GIVEN EXERCISE: What follows is a listing. Return every line of it exactly.

Saved entries
····················

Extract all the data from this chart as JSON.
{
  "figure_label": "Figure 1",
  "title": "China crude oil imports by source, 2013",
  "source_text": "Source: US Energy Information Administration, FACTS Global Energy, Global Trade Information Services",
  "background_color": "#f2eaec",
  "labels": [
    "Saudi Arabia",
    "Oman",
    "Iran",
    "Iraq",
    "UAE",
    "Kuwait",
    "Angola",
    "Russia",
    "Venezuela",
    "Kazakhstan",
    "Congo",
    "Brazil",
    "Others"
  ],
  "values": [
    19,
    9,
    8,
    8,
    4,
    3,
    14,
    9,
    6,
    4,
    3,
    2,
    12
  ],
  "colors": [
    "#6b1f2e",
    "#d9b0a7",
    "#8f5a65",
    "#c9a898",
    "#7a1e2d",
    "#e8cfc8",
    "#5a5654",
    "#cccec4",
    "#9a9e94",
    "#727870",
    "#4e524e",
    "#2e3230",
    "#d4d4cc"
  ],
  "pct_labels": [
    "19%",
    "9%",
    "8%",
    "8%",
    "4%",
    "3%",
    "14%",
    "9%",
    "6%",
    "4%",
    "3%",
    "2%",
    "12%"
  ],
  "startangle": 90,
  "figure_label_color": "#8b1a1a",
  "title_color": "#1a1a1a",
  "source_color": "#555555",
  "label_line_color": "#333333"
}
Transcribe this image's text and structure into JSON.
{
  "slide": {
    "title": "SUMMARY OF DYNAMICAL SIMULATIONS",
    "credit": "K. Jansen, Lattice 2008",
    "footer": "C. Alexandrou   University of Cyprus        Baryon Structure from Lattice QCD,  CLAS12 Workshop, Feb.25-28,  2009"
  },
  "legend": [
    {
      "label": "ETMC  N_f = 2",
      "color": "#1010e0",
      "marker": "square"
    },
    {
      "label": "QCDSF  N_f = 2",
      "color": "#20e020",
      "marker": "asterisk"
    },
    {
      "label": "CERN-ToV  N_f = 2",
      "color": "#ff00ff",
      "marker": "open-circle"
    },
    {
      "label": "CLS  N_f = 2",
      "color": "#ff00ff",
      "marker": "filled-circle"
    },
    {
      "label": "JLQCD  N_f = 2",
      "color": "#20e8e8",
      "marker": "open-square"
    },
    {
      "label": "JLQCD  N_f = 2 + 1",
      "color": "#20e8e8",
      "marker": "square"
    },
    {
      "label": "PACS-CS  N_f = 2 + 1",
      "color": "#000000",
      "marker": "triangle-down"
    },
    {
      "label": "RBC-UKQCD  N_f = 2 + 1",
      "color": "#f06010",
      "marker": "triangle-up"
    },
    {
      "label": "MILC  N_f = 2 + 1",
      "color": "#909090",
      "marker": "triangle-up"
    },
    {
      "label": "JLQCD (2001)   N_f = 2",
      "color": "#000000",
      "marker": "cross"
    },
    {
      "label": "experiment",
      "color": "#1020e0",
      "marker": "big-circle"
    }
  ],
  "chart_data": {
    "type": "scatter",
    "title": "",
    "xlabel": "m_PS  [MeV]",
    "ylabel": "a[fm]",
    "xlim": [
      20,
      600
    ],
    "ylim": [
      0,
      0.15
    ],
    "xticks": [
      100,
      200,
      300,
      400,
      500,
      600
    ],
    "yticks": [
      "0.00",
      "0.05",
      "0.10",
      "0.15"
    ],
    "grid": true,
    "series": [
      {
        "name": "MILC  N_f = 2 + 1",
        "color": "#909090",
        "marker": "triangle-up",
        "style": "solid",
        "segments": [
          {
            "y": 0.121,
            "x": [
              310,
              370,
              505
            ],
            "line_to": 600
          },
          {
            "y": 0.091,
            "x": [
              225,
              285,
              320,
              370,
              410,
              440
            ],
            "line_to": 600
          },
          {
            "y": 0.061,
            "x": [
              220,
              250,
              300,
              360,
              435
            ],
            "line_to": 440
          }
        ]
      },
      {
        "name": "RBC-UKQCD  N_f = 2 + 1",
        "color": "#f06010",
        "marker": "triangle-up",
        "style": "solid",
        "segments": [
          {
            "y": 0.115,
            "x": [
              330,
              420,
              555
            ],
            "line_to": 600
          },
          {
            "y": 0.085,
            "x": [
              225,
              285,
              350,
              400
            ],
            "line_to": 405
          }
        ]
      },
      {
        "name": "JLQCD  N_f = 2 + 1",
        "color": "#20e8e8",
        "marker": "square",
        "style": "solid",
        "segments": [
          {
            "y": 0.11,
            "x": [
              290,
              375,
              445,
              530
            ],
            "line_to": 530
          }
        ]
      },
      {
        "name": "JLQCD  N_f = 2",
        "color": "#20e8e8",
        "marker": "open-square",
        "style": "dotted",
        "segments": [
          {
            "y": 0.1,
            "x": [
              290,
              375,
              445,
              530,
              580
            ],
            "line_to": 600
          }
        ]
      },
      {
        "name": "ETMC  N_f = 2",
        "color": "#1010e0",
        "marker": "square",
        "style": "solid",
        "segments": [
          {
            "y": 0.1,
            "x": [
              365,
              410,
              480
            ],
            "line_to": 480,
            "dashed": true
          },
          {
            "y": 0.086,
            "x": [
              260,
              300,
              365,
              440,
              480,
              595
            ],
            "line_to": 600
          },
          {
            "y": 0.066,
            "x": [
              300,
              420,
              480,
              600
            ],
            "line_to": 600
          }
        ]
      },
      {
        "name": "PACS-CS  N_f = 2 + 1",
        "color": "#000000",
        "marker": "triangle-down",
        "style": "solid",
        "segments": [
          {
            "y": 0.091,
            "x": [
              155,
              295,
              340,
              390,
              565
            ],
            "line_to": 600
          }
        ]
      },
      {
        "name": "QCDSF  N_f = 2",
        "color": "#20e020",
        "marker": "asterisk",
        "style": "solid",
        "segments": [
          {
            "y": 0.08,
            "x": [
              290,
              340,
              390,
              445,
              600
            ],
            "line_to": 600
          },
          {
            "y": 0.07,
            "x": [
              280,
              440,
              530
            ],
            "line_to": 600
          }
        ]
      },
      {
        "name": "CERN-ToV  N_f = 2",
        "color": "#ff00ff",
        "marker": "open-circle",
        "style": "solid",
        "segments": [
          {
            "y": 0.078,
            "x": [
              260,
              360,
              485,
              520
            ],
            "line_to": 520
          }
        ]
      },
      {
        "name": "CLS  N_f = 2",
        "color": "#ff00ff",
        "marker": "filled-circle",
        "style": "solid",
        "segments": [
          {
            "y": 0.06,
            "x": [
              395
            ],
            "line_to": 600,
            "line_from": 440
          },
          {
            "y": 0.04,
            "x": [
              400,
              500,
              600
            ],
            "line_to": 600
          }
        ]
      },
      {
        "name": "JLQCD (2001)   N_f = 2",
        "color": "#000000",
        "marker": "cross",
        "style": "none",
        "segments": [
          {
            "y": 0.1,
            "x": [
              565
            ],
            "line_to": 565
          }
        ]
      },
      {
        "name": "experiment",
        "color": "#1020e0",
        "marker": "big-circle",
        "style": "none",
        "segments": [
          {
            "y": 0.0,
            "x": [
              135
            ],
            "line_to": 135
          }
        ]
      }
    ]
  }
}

····················

FINISHED ANSWER:
Extract all the data from this chart as JSON.
{
  "figure_label": "Figure 1",
  "title": "China crude oil imports by source, 2013",
  "source_text": "Source: US Energy Information Administration, FACTS Global Energy, Global Trade Information Services",
  "background_color": "#f2eaec",
  "labels": [
    "Saudi Arabia",
    "Oman",
    "Iran",
    "Iraq",
    "UAE",
    "Kuwait",
    "Angola",
    "Russia",
    "Venezuela",
    "Kazakhstan",
    "Congo",
    "Brazil",
    "Others"
  ],
  "values": [
    19,
    9,
    8,
    8,
    4,
    3,
    14,
    9,
    6,
    4,
    3,
    2,
    12
  ],
  "colors": [
    "#6b1f2e",
    "#d9b0a7",
    "#8f5a65",
    "#c9a898",
    "#7a1e2d",
    "#e8cfc8",
    "#5a5654",
    "#cccec4",
    "#9a9e94",
    "#727870",
    "#4e524e",
    "#2e3230",
    "#d4d4cc"
  ],
  "pct_labels": [
    "19%",
    "9%",
    "8%",
    "8%",
    "4%",
    "3%",
    "14%",
    "9%",
    "6%",
    "4%",
    "3%",
    "2%",
    "12%"
  ],
  "startangle": 90,
  "figure_label_color": "#8b1a1a",
  "title_color": "#1a1a1a",
  "source_color": "#555555",
  "label_line_color": "#333333"
}
Transcribe this image's text and structure into JSON.
{
  "slide": {
    "title": "SUMMARY OF DYNAMICAL SIMULATIONS",
    "credit": "K. Jansen, Lattice 2008",
    "footer": "C. Alexandrou   University of Cyprus        Baryon Structure from Lattice QCD,  CLAS12 Workshop, Feb.25-28,  2009"
  },
  "legend": [
    {
      "label": "ETMC  N_f = 2",
      "color": "#1010e0",
      "marker": "square"
    },
    {
      "label": "QCDSF  N_f = 2",
      "color": "#20e020",
      "marker": "asterisk"
    },
    {
      "label": "CERN-ToV  N_f = 2",
      "color": "#ff00ff",
      "marker": "open-circle"
    },
    {
      "label": "CLS  N_f = 2",
      "color": "#ff00ff",
      "marker": "filled-circle"
    },
    {
      "label": "JLQCD  N_f = 2",
      "color": "#20e8e8",
      "marker": "open-square"
    },
    {
      "label": "JLQCD  N_f = 2 + 1",
      "color": "#20e8e8",
      "marker": "square"
    },
    {
      "label": "PACS-CS  N_f = 2 + 1",
      "color": "#000000",
      "marker": "triangle-down"
    },
    {
      "label": "RBC-UKQCD  N_f = 2 + 1",
      "color": "#f06010",
      "marker": "triangle-up"
    },
    {
      "label": "MILC  N_f = 2 + 1",
      "color": "#909090",
      "marker": "triangle-up"
    },
    {
      "label": "JLQCD (2001)   N_f = 2",
      "color": "#000000",
      "marker": "cross"
    },
    {
      "label": "experiment",
      "color": "#1020e0",
      "marker": "big-circle"
    }
  ],
  "chart_data": {
    "type": "scatter",
    "title": "",
    "xlabel": "m_PS  [MeV]",
    "ylabel": "a[fm]",
    "xlim": [
      20,
      600
    ],
    "ylim": [
      0,
      0.15
    ],
    "xticks": [
      100,
      200,
      300,
      400,
      500,
      600
    ],
    "yticks": [
      "0.00",
      "0.05",
      "0.10",
      "0.15"
    ],
    "grid": true,
    "series": [
      {
        "name": "MILC  N_f = 2 + 1",
        "color": "#909090",
        "marker": "triangle-up",
        "style": "solid",
        "segments": [
          {
            "y": 0.121,
            "x": [
              310,
              370,
              505
            ],
            "line_to": 600
          },
          {
            "y": 0.091,
            "x": [
              225,
              285,
              320,
              370,
              410,
              440
            ],
            "line_to": 600
          },
          {
            "y": 0.061,
            "x": [
              220,
              250,
              300,
              360,
              435
            ],
            "line_to": 440
          }
        ]
      },
      {
        "name": "RBC-UKQCD  N_f = 2 + 1",
        "color": "#f06010",
        "marker": "triangle-up",
        "style": "solid",
        "segments": [
          {
            "y": 0.115,
            "x": [
              330,
              420,
              555
            ],
            "line_to": 600
          },
          {
            "y": 0.085,
            "x": [
              225,
              285,
              350,
              400
            ],
            "line_to": 405
          }
        ]
      },
      {
        "name": "JLQCD  N_f = 2 + 1",
        "color": "#20e8e8",
        "marker": "square",
        "style": "solid",
        "segments": [
          {
            "y": 0.11,
            "x": [
              290,
              375,
              445,
              530
            ],
            "line_to": 530
          }
        ]
      },
      {
        "name": "JLQCD  N_f = 2",
        "color": "#20e8e8",
        "marker": "open-square",
        "style": "dotted",
        "segments": [
          {
            "y": 0.1,
            "x": [
              290,
              375,
              445,
              530,
              580
            ],
            "line_to": 600
          }
        ]
      },
      {
        "name": "ETMC  N_f = 2",
        "color": "#1010e0",
        "marker": "square",
        "style": "solid",
        "segments": [
          {
            "y": 0.1,
            "x": [
              365,
              410,
              480
            ],
            "line_to": 480,
            "dashed": true
          },
          {
            "y": 0.086,
            "x": [
              260,
              300,
              365,
              440,
              480,
              595
            ],
            "line_to": 600
          },
          {
            "y": 0.066,
            "x": [
              300,
              420,
              480,
              600
            ],
            "line_to": 600
          }
        ]
      },
      {
        "name": "PACS-CS  N_f = 2 + 1",
        "color": "#000000",
        "marker": "triangle-down",
        "style": "solid",
        "segments": [
          {
            "y": 0.091,
            "x": [
              155,
              295,
              340,
              390,
              565
            ],
            "line_to": 600
          }
        ]
      },
      {
        "name": "QCDSF  N_f = 2",
        "color": "#20e020",
        "marker": "asterisk",
        "style": "solid",
        "segments": [
          {
            "y": 0.08,
            "x": [
              290,
              340,
              390,
              445,
              600
            ],
            "line_to": 600
          },
          {
            "y": 0.07,
            "x": [
              280,
              440,
              530
            ],
            "line_to": 600
          }
        ]
      },
      {
        "name": "CERN-ToV  N_f = 2",
        "color": "#ff00ff",
        "marker": "open-circle",
        "style": "solid",
        "segments": [
          {
            "y": 0.078,
            "x": [
              260,
              360,
              485,
              520
            ],
            "line_to": 520
          }
        ]
      },
      {
        "name": "CLS  N_f = 2",
        "color": "#ff00ff",
        "marker": "filled-circle",
        "style": "solid",
        "segments": [
          {
            "y": 0.06,
            "x": [
              395
            ],
            "line_to": 600,
            "line_from": 440
          },
          {
            "y": 0.04,
            "x": [
              400,
              500,
              600
            ],
            "line_to": 600
          }
        ]
      },
      {
        "name": "JLQCD (2001)   N_f = 2",
        "color": "#000000",
        "marker": "cross",
        "style": "none",
        "segments": [
          {
            "y": 0.1,
            "x": [
              565
            ],
            "line_to": 565
          }
        ]
      },
      {
        "name": "experiment",
        "color": "#1020e0",
        "marker": "big-circle",
        "style": "none",
        "segments": [
          {
            "y": 0.0,
            "x": [
              135
            ],
            "line_to": 135
          }
        ]
      }
    ]
  }
}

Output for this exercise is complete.